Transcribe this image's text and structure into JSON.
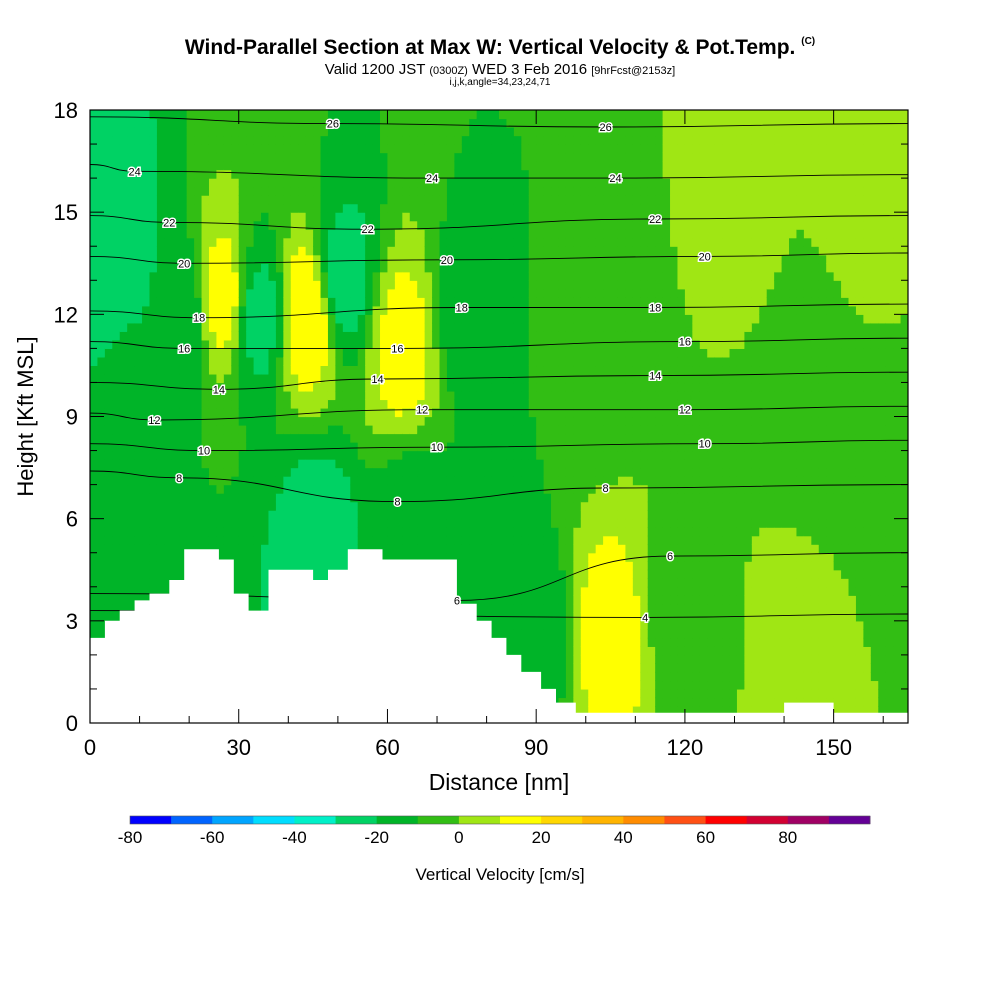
{
  "header": {
    "title": "Wind-Parallel Section at Max W: Vertical Velocity & Pot.Temp.",
    "title_tag": "(C)",
    "valid_prefix": "Valid 1200 JST",
    "valid_utc": "(0300Z)",
    "valid_date": "WED 3 Feb 2016",
    "forecast": "[9hrFcst@2153z]",
    "indices": "i,j,k,angle=34,23,24,71"
  },
  "chart_data": {
    "type": "heatmap",
    "xlabel": "Distance [nm]",
    "ylabel": "Height [Kft MSL]",
    "xlim": [
      0,
      165
    ],
    "ylim": [
      0,
      18
    ],
    "x_ticks": [
      0,
      30,
      60,
      90,
      120,
      150
    ],
    "y_ticks": [
      0,
      3,
      6,
      9,
      12,
      15,
      18
    ],
    "colorbar": {
      "label": "Vertical Velocity [cm/s]",
      "ticks": [
        -80,
        -60,
        -40,
        -20,
        0,
        20,
        40,
        60,
        80
      ],
      "levels": [
        -80,
        -70,
        -60,
        -50,
        -40,
        -30,
        -20,
        -10,
        0,
        10,
        20,
        30,
        40,
        50,
        60,
        70,
        80,
        90
      ],
      "colors": [
        "#0000ff",
        "#0064ff",
        "#00a5ff",
        "#00ddff",
        "#00f0c8",
        "#00d264",
        "#00b428",
        "#32be14",
        "#a0e614",
        "#ffff00",
        "#ffd700",
        "#ffb400",
        "#ff8c00",
        "#ff5014",
        "#ff0000",
        "#d20032",
        "#a00064",
        "#640096"
      ]
    },
    "terrain": [
      [
        0,
        2.5
      ],
      [
        3,
        3.0
      ],
      [
        6,
        3.3
      ],
      [
        9,
        3.6
      ],
      [
        12,
        3.8
      ],
      [
        16,
        4.2
      ],
      [
        19,
        5.1
      ],
      [
        26,
        4.8
      ],
      [
        29,
        3.8
      ],
      [
        32,
        3.3
      ],
      [
        36,
        4.5
      ],
      [
        45,
        4.2
      ],
      [
        48,
        4.5
      ],
      [
        52,
        5.1
      ],
      [
        59,
        4.8
      ],
      [
        70,
        4.8
      ],
      [
        74,
        3.5
      ],
      [
        78,
        3.0
      ],
      [
        81,
        2.5
      ],
      [
        84,
        2.0
      ],
      [
        87,
        1.5
      ],
      [
        91,
        1.0
      ],
      [
        94,
        0.6
      ],
      [
        98,
        0.3
      ],
      [
        140,
        0.6
      ],
      [
        150,
        0.3
      ],
      [
        165,
        0.3
      ]
    ],
    "velocity_field": [
      {
        "x": 3,
        "y": 14,
        "w": -30
      },
      {
        "x": 8,
        "y": 9,
        "w": -15
      },
      {
        "x": 18,
        "y": 12,
        "w": -20
      },
      {
        "x": 27,
        "y": 12.5,
        "w": 15
      },
      {
        "x": 34,
        "y": 12,
        "w": -25
      },
      {
        "x": 44,
        "y": 12,
        "w": 20
      },
      {
        "x": 51,
        "y": 13,
        "w": -25
      },
      {
        "x": 63,
        "y": 11,
        "w": 15
      },
      {
        "x": 76,
        "y": 12,
        "w": -15
      },
      {
        "x": 46,
        "y": 5.5,
        "w": -25
      },
      {
        "x": 65,
        "y": 6,
        "w": -15
      },
      {
        "x": 80,
        "y": 3.5,
        "w": -20
      },
      {
        "x": 91,
        "y": 2.5,
        "w": -15
      },
      {
        "x": 104,
        "y": 2.5,
        "w": 15
      },
      {
        "x": 103,
        "y": 11,
        "w": -5
      },
      {
        "x": 120,
        "y": 3,
        "w": -5
      },
      {
        "x": 143,
        "y": 2.5,
        "w": 5
      },
      {
        "x": 147,
        "y": 9,
        "w": -10
      },
      {
        "x": 162,
        "y": 8.5,
        "w": -10
      },
      {
        "x": 130,
        "y": 15,
        "w": 2
      },
      {
        "x": 160,
        "y": 15,
        "w": 10
      }
    ],
    "theta_contours": [
      {
        "theta": 4,
        "x": 112,
        "y": 3.1
      },
      {
        "theta": 6,
        "x": 74,
        "y": 3.6
      },
      {
        "theta": 6,
        "x": 117,
        "y": 4.9
      },
      {
        "theta": 8,
        "x": 18,
        "y": 7.2
      },
      {
        "theta": 8,
        "x": 62,
        "y": 6.5
      },
      {
        "theta": 8,
        "x": 104,
        "y": 6.9
      },
      {
        "theta": 10,
        "x": 23,
        "y": 8.0
      },
      {
        "theta": 10,
        "x": 70,
        "y": 8.1
      },
      {
        "theta": 10,
        "x": 124,
        "y": 8.2
      },
      {
        "theta": 12,
        "x": 13,
        "y": 8.9
      },
      {
        "theta": 12,
        "x": 67,
        "y": 9.2
      },
      {
        "theta": 12,
        "x": 120,
        "y": 9.2
      },
      {
        "theta": 14,
        "x": 26,
        "y": 9.8
      },
      {
        "theta": 14,
        "x": 58,
        "y": 10.1
      },
      {
        "theta": 14,
        "x": 114,
        "y": 10.2
      },
      {
        "theta": 16,
        "x": 19,
        "y": 11.0
      },
      {
        "theta": 16,
        "x": 62,
        "y": 11.0
      },
      {
        "theta": 16,
        "x": 120,
        "y": 11.2
      },
      {
        "theta": 18,
        "x": 22,
        "y": 11.9
      },
      {
        "theta": 18,
        "x": 75,
        "y": 12.2
      },
      {
        "theta": 18,
        "x": 114,
        "y": 12.2
      },
      {
        "theta": 20,
        "x": 19,
        "y": 13.5
      },
      {
        "theta": 20,
        "x": 72,
        "y": 13.6
      },
      {
        "theta": 20,
        "x": 124,
        "y": 13.7
      },
      {
        "theta": 22,
        "x": 16,
        "y": 14.7
      },
      {
        "theta": 22,
        "x": 56,
        "y": 14.5
      },
      {
        "theta": 22,
        "x": 114,
        "y": 14.8
      },
      {
        "theta": 24,
        "x": 9,
        "y": 16.2
      },
      {
        "theta": 24,
        "x": 69,
        "y": 16.0
      },
      {
        "theta": 24,
        "x": 106,
        "y": 16.0
      },
      {
        "theta": 26,
        "x": 49,
        "y": 17.6
      },
      {
        "theta": 26,
        "x": 104,
        "y": 17.5
      }
    ]
  }
}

--- --- ---

Transcribe every line in the entries above, taking out only the images.

**COMPLETED TASK**
Transcribe this image's text and structure into JSON.
{
  "header": {
    "title": "Wind-Parallel Section at Max W: Vertical Velocity & Pot.Temp.",
    "title_tag": "(C)",
    "valid_prefix": "Valid 1200 JST",
    "valid_utc": "(0300Z)",
    "valid_date": "WED 3 Feb 2016",
    "forecast": "[9hrFcst@2153z]",
    "indices": "i,j,k,angle=34,23,24,71"
  },
  "chart_data": {
    "type": "heatmap",
    "xlabel": "Distance [nm]",
    "ylabel": "Height [Kft MSL]",
    "xlim": [
      0,
      165
    ],
    "ylim": [
      0,
      18
    ],
    "x_ticks": [
      0,
      30,
      60,
      90,
      120,
      150
    ],
    "y_ticks": [
      0,
      3,
      6,
      9,
      12,
      15,
      18
    ],
    "colorbar": {
      "label": "Vertical Velocity [cm/s]",
      "ticks": [
        -80,
        -60,
        -40,
        -20,
        0,
        20,
        40,
        60,
        80
      ],
      "levels": [
        -80,
        -70,
        -60,
        -50,
        -40,
        -30,
        -20,
        -10,
        0,
        10,
        20,
        30,
        40,
        50,
        60,
        70,
        80,
        90
      ],
      "colors": [
        "#0000ff",
        "#0064ff",
        "#00a5ff",
        "#00ddff",
        "#00f0c8",
        "#00d264",
        "#00b428",
        "#32be14",
        "#a0e614",
        "#ffff00",
        "#ffd700",
        "#ffb400",
        "#ff8c00",
        "#ff5014",
        "#ff0000",
        "#d20032",
        "#a00064",
        "#640096"
      ]
    },
    "terrain": [
      [
        0,
        2.5
      ],
      [
        3,
        3.0
      ],
      [
        6,
        3.3
      ],
      [
        9,
        3.6
      ],
      [
        12,
        3.8
      ],
      [
        16,
        4.2
      ],
      [
        19,
        5.1
      ],
      [
        26,
        4.8
      ],
      [
        29,
        3.8
      ],
      [
        32,
        3.3
      ],
      [
        36,
        4.5
      ],
      [
        45,
        4.2
      ],
      [
        48,
        4.5
      ],
      [
        52,
        5.1
      ],
      [
        59,
        4.8
      ],
      [
        70,
        4.8
      ],
      [
        74,
        3.5
      ],
      [
        78,
        3.0
      ],
      [
        81,
        2.5
      ],
      [
        84,
        2.0
      ],
      [
        87,
        1.5
      ],
      [
        91,
        1.0
      ],
      [
        94,
        0.6
      ],
      [
        98,
        0.3
      ],
      [
        140,
        0.6
      ],
      [
        150,
        0.3
      ],
      [
        165,
        0.3
      ]
    ],
    "velocity_field": [
      {
        "x": 3,
        "y": 14,
        "w": -30
      },
      {
        "x": 8,
        "y": 9,
        "w": -15
      },
      {
        "x": 18,
        "y": 12,
        "w": -20
      },
      {
        "x": 27,
        "y": 12.5,
        "w": 15
      },
      {
        "x": 34,
        "y": 12,
        "w": -25
      },
      {
        "x": 44,
        "y": 12,
        "w": 20
      },
      {
        "x": 51,
        "y": 13,
        "w": -25
      },
      {
        "x": 63,
        "y": 11,
        "w": 15
      },
      {
        "x": 76,
        "y": 12,
        "w": -15
      },
      {
        "x": 46,
        "y": 5.5,
        "w": -25
      },
      {
        "x": 65,
        "y": 6,
        "w": -15
      },
      {
        "x": 80,
        "y": 3.5,
        "w": -20
      },
      {
        "x": 91,
        "y": 2.5,
        "w": -15
      },
      {
        "x": 104,
        "y": 2.5,
        "w": 15
      },
      {
        "x": 103,
        "y": 11,
        "w": -5
      },
      {
        "x": 120,
        "y": 3,
        "w": -5
      },
      {
        "x": 143,
        "y": 2.5,
        "w": 5
      },
      {
        "x": 147,
        "y": 9,
        "w": -10
      },
      {
        "x": 162,
        "y": 8.5,
        "w": -10
      },
      {
        "x": 130,
        "y": 15,
        "w": 2
      },
      {
        "x": 160,
        "y": 15,
        "w": 10
      }
    ],
    "theta_contours": [
      {
        "theta": 4,
        "x": 112,
        "y": 3.1
      },
      {
        "theta": 6,
        "x": 74,
        "y": 3.6
      },
      {
        "theta": 6,
        "x": 117,
        "y": 4.9
      },
      {
        "theta": 8,
        "x": 18,
        "y": 7.2
      },
      {
        "theta": 8,
        "x": 62,
        "y": 6.5
      },
      {
        "theta": 8,
        "x": 104,
        "y": 6.9
      },
      {
        "theta": 10,
        "x": 23,
        "y": 8.0
      },
      {
        "theta": 10,
        "x": 70,
        "y": 8.1
      },
      {
        "theta": 10,
        "x": 124,
        "y": 8.2
      },
      {
        "theta": 12,
        "x": 13,
        "y": 8.9
      },
      {
        "theta": 12,
        "x": 67,
        "y": 9.2
      },
      {
        "theta": 12,
        "x": 120,
        "y": 9.2
      },
      {
        "theta": 14,
        "x": 26,
        "y": 9.8
      },
      {
        "theta": 14,
        "x": 58,
        "y": 10.1
      },
      {
        "theta": 14,
        "x": 114,
        "y": 10.2
      },
      {
        "theta": 16,
        "x": 19,
        "y": 11.0
      },
      {
        "theta": 16,
        "x": 62,
        "y": 11.0
      },
      {
        "theta": 16,
        "x": 120,
        "y": 11.2
      },
      {
        "theta": 18,
        "x": 22,
        "y": 11.9
      },
      {
        "theta": 18,
        "x": 75,
        "y": 12.2
      },
      {
        "theta": 18,
        "x": 114,
        "y": 12.2
      },
      {
        "theta": 20,
        "x": 19,
        "y": 13.5
      },
      {
        "theta": 20,
        "x": 72,
        "y": 13.6
      },
      {
        "theta": 20,
        "x": 124,
        "y": 13.7
      },
      {
        "theta": 22,
        "x": 16,
        "y": 14.7
      },
      {
        "theta": 22,
        "x": 56,
        "y": 14.5
      },
      {
        "theta": 22,
        "x": 114,
        "y": 14.8
      },
      {
        "theta": 24,
        "x": 9,
        "y": 16.2
      },
      {
        "theta": 24,
        "x": 69,
        "y": 16.0
      },
      {
        "theta": 24,
        "x": 106,
        "y": 16.0
      },
      {
        "theta": 26,
        "x": 49,
        "y": 17.6
      },
      {
        "theta": 26,
        "x": 104,
        "y": 17.5
      }
    ]
  }
}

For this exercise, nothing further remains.